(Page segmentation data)
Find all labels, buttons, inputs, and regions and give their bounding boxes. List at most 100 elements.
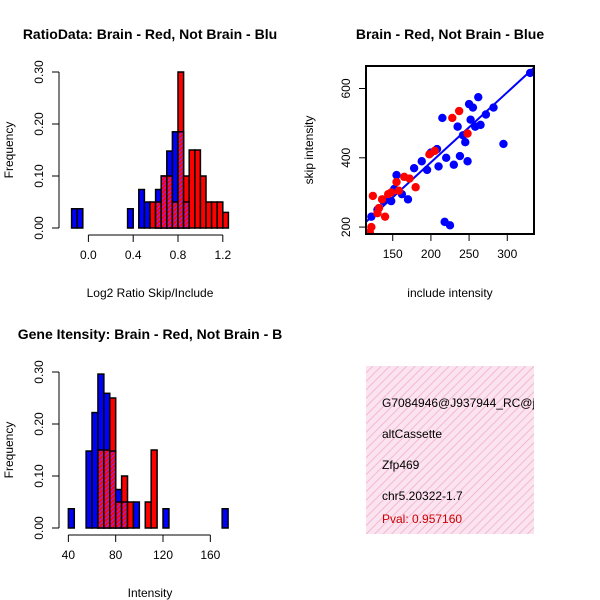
intensity-title: Gene Itensity: Brain - Red, Not Brain - … (18, 326, 282, 342)
scatter-ylabel: skip intensity (302, 116, 316, 185)
ratio-histogram: RatioData: Brain - Red, Not Brain - Blu … (2, 26, 277, 300)
brain-bar (205, 201, 213, 229)
overlap-bar (103, 449, 111, 529)
not-brain-point (417, 157, 426, 166)
x-tick-label: 160 (200, 548, 220, 562)
not-brain-point (441, 153, 451, 162)
brain-point (454, 106, 464, 116)
not-brain-bar (221, 508, 229, 529)
not-brain-bar (70, 208, 78, 229)
not-brain-bar (91, 411, 99, 529)
y-tick-label: 600 (339, 78, 353, 98)
probe-id: G7084946@J937944_RC@j_at (382, 396, 534, 410)
overlap-bar (114, 501, 123, 529)
info-panel: G7084946@J937944_RC@j_at altCassette Zfp… (366, 366, 534, 534)
x-tick-label: 0.4 (125, 248, 142, 262)
brain-bar (144, 501, 152, 529)
brain-bar (194, 149, 202, 229)
scatter-points (366, 66, 534, 234)
x-tick-label: 40 (62, 548, 76, 562)
brain-point (374, 203, 384, 213)
x-tick-label: 80 (109, 548, 123, 562)
event-type: altCassette (382, 427, 443, 441)
brain-point (463, 129, 472, 138)
brain-bar (210, 201, 218, 229)
not-brain-point (525, 68, 534, 78)
not-brain-bar (138, 188, 146, 229)
intensity-ylabel: Frequency (2, 422, 16, 479)
y-tick-label: 0.10 (32, 164, 46, 188)
not-brain-point (476, 120, 485, 130)
y-tick-label: 0.20 (32, 112, 46, 136)
x-tick-label: 200 (421, 247, 441, 261)
not-brain-point (455, 151, 465, 161)
scatter-title: Brain - Red, Not Brain - Blue (356, 26, 544, 42)
ratio-axes: 0.0 0.4 0.8 1.2 0.00 0.10 0.20 0.30 (32, 60, 231, 262)
scatter-plot-area (366, 66, 534, 234)
brain-point (411, 183, 420, 192)
not-brain-point (422, 165, 432, 175)
brain-point (377, 195, 387, 204)
not-brain-point (367, 212, 376, 221)
genomic-location: chr5.20322-1.7 (382, 489, 463, 503)
y-tick-label: 0.00 (32, 516, 46, 540)
not-brain-point (489, 103, 498, 112)
scatter-xlabel: include intensity (407, 286, 492, 300)
overlap-bar (120, 501, 129, 529)
p-value: Pval: 0.957160 (382, 512, 463, 526)
not-brain-point (445, 221, 455, 230)
not-brain-bar (85, 450, 93, 529)
plot-frame (365, 65, 535, 235)
brain-point (394, 186, 404, 195)
not-brain-point (466, 115, 475, 124)
not-brain-bar (132, 501, 141, 529)
overlap-bar (154, 201, 162, 229)
ratio-bars (70, 71, 230, 229)
not-brain-point (468, 103, 478, 112)
brain-point (380, 212, 390, 221)
y-tick-label: 400 (339, 147, 353, 167)
x-tick-label: 250 (459, 247, 479, 261)
not-brain-bar (126, 208, 134, 229)
x-tick-label: 300 (497, 247, 517, 261)
ratio-title: RatioData: Brain - Red, Not Brain - Blu (23, 26, 277, 42)
brain-point (387, 188, 396, 197)
not-brain-bar (162, 508, 170, 529)
y-tick-label: 0.30 (32, 60, 46, 84)
overlap-bar (182, 201, 190, 229)
overlap-bar (171, 201, 179, 229)
not-brain-point (449, 160, 459, 169)
intensity-bars (67, 373, 229, 529)
not-brain-point (434, 162, 443, 171)
not-brain-point (474, 92, 483, 102)
overlap-bar (109, 450, 117, 529)
not-brain-point (499, 139, 508, 149)
overlap-bar (160, 175, 168, 229)
brain-bar (216, 201, 224, 229)
y-tick-label: 0.00 (32, 216, 46, 240)
not-brain-point (453, 122, 462, 131)
scatter-axes: 150 200 250 300 200 400 600 (339, 65, 535, 261)
x-tick-label: 0.0 (80, 248, 97, 262)
overlap-bar (97, 449, 105, 529)
y-tick-label: 0.30 (32, 360, 46, 384)
y-tick-label: 200 (339, 217, 353, 237)
not-brain-bar (67, 508, 76, 529)
x-tick-label: 120 (153, 548, 173, 562)
ratio-xlabel: Log2 Ratio Skip/Include (87, 286, 214, 300)
gene-name: Zfp469 (382, 458, 420, 472)
x-tick-label: 150 (383, 247, 403, 261)
x-tick-label: 1.2 (214, 248, 231, 262)
brain-bar (149, 201, 157, 229)
intensity-axes: 40 80 120 160 0.00 0.10 0.20 0.30 (32, 360, 221, 562)
regression-line (366, 66, 534, 223)
info-panel-background (366, 366, 534, 534)
not-brain-point (438, 113, 447, 123)
brain-point (430, 146, 439, 156)
x-tick-label: 0.8 (170, 248, 187, 262)
not-brain-point (392, 170, 401, 180)
brain-point (368, 191, 378, 201)
not-brain-bar (143, 201, 151, 229)
brain-bar (188, 149, 196, 229)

Problem: Please copy the entries in full. Leave each image out.

Problem solution:
Find all labels, buttons, inputs, and regions and give their bounding boxes. List at most 100 elements.
intensity-title: Gene Itensity: Brain - Red, Not Brain - … (18, 326, 282, 342)
scatter-ylabel: skip intensity (302, 116, 316, 185)
ratio-histogram: RatioData: Brain - Red, Not Brain - Blu … (2, 26, 277, 300)
brain-bar (205, 201, 213, 229)
overlap-bar (103, 449, 111, 529)
not-brain-point (417, 157, 426, 166)
x-tick-label: 160 (200, 548, 220, 562)
not-brain-point (441, 153, 451, 162)
brain-point (454, 106, 464, 116)
not-brain-bar (221, 508, 229, 529)
not-brain-bar (70, 208, 78, 229)
not-brain-bar (91, 411, 99, 529)
y-tick-label: 600 (339, 78, 353, 98)
probe-id: G7084946@J937944_RC@j_at (382, 396, 534, 410)
overlap-bar (114, 501, 123, 529)
info-panel: G7084946@J937944_RC@j_at altCassette Zfp… (366, 366, 534, 534)
x-tick-label: 0.4 (125, 248, 142, 262)
brain-bar (144, 501, 152, 529)
brain-bar (194, 149, 202, 229)
scatter-points (366, 66, 534, 234)
x-tick-label: 40 (62, 548, 76, 562)
brain-point (374, 203, 384, 213)
x-tick-label: 80 (109, 548, 123, 562)
event-type: altCassette (382, 427, 443, 441)
brain-point (463, 129, 472, 138)
brain-bar (210, 201, 218, 229)
not-brain-point (525, 68, 534, 78)
not-brain-bar (138, 188, 146, 229)
intensity-ylabel: Frequency (2, 422, 16, 479)
y-tick-label: 0.10 (32, 164, 46, 188)
not-brain-point (476, 120, 485, 130)
y-tick-label: 0.20 (32, 112, 46, 136)
x-tick-label: 200 (421, 247, 441, 261)
not-brain-point (455, 151, 465, 161)
scatter-title: Brain - Red, Not Brain - Blue (356, 26, 544, 42)
ratio-axes: 0.0 0.4 0.8 1.2 0.00 0.10 0.20 0.30 (32, 60, 231, 262)
scatter-plot-area (366, 66, 534, 234)
brain-point (411, 183, 420, 192)
not-brain-point (422, 165, 432, 175)
brain-point (377, 195, 387, 204)
not-brain-point (367, 212, 376, 221)
genomic-location: chr5.20322-1.7 (382, 489, 463, 503)
y-tick-label: 0.00 (32, 516, 46, 540)
not-brain-point (489, 103, 498, 112)
scatter-xlabel: include intensity (407, 286, 492, 300)
overlap-bar (120, 501, 129, 529)
p-value: Pval: 0.957160 (382, 512, 463, 526)
not-brain-point (445, 221, 455, 230)
not-brain-bar (85, 450, 93, 529)
plot-frame (365, 65, 535, 235)
brain-point (394, 186, 404, 195)
not-brain-point (466, 115, 475, 124)
not-brain-bar (132, 501, 141, 529)
overlap-bar (154, 201, 162, 229)
ratio-bars (70, 71, 230, 229)
not-brain-point (468, 103, 478, 112)
brain-point (380, 212, 390, 221)
y-tick-label: 400 (339, 147, 353, 167)
x-tick-label: 250 (459, 247, 479, 261)
not-brain-bar (126, 208, 134, 229)
x-tick-label: 300 (497, 247, 517, 261)
ratio-title: RatioData: Brain - Red, Not Brain - Blu (23, 26, 277, 42)
brain-point (387, 188, 396, 197)
not-brain-bar (162, 508, 170, 529)
y-tick-label: 0.30 (32, 60, 46, 84)
overlap-bar (182, 201, 190, 229)
overlap-bar (171, 201, 179, 229)
not-brain-point (449, 160, 459, 169)
intensity-bars (67, 373, 229, 529)
not-brain-point (434, 162, 443, 171)
not-brain-point (474, 92, 483, 102)
overlap-bar (109, 450, 117, 529)
not-brain-point (499, 139, 508, 149)
overlap-bar (160, 175, 168, 229)
brain-bar (216, 201, 224, 229)
y-tick-label: 0.00 (32, 216, 46, 240)
not-brain-point (453, 122, 462, 131)
scatter-axes: 150 200 250 300 200 400 600 (339, 65, 535, 261)
x-tick-label: 0.0 (80, 248, 97, 262)
overlap-bar (97, 449, 105, 529)
y-tick-label: 0.30 (32, 360, 46, 384)
y-tick-label: 200 (339, 217, 353, 237)
not-brain-bar (67, 508, 76, 529)
x-tick-label: 120 (153, 548, 173, 562)
ratio-xlabel: Log2 Ratio Skip/Include (87, 286, 214, 300)
gene-name: Zfp469 (382, 458, 420, 472)
x-tick-label: 150 (383, 247, 403, 261)
x-tick-label: 1.2 (214, 248, 231, 262)
brain-bar (149, 201, 157, 229)
intensity-axes: 40 80 120 160 0.00 0.10 0.20 0.30 (32, 360, 221, 562)
regression-line (366, 66, 534, 223)
info-panel-background (366, 366, 534, 534)
not-brain-point (438, 113, 447, 123)
brain-point (430, 146, 439, 156)
x-tick-label: 0.8 (170, 248, 187, 262)
not-brain-point (392, 170, 401, 180)
brain-point (368, 191, 378, 201)
not-brain-bar (143, 201, 151, 229)
brain-bar (188, 149, 196, 229)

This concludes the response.